##### Records supplied #####

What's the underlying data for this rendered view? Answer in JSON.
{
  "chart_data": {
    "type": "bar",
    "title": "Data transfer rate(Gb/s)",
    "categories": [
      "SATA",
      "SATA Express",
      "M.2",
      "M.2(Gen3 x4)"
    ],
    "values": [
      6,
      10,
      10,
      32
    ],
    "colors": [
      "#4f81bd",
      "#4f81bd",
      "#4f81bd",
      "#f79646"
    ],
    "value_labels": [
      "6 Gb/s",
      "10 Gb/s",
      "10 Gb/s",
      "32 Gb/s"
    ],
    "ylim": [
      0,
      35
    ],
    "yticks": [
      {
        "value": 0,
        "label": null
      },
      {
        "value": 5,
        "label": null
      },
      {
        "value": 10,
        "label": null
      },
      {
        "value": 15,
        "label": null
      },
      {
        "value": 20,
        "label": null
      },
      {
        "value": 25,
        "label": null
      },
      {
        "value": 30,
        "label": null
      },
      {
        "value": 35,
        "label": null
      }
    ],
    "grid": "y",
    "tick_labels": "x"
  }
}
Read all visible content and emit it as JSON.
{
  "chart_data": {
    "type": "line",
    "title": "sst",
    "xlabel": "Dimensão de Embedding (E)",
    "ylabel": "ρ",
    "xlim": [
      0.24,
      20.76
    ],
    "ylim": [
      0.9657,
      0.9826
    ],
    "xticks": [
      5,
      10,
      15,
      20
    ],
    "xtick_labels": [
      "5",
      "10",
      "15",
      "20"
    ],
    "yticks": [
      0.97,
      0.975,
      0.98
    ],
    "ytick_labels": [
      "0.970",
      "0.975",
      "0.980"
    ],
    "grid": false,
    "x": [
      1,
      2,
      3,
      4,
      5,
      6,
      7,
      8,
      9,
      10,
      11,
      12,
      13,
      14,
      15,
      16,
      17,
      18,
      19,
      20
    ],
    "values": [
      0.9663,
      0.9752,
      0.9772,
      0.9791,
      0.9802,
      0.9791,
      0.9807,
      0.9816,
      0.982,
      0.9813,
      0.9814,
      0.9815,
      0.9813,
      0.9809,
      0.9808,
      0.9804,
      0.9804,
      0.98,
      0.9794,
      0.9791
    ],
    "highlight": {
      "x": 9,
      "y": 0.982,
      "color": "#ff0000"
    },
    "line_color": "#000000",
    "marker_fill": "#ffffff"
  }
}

#####

Each line that holds the string "title" counts once; give the total and nothing else.

§ Exercise solution: 2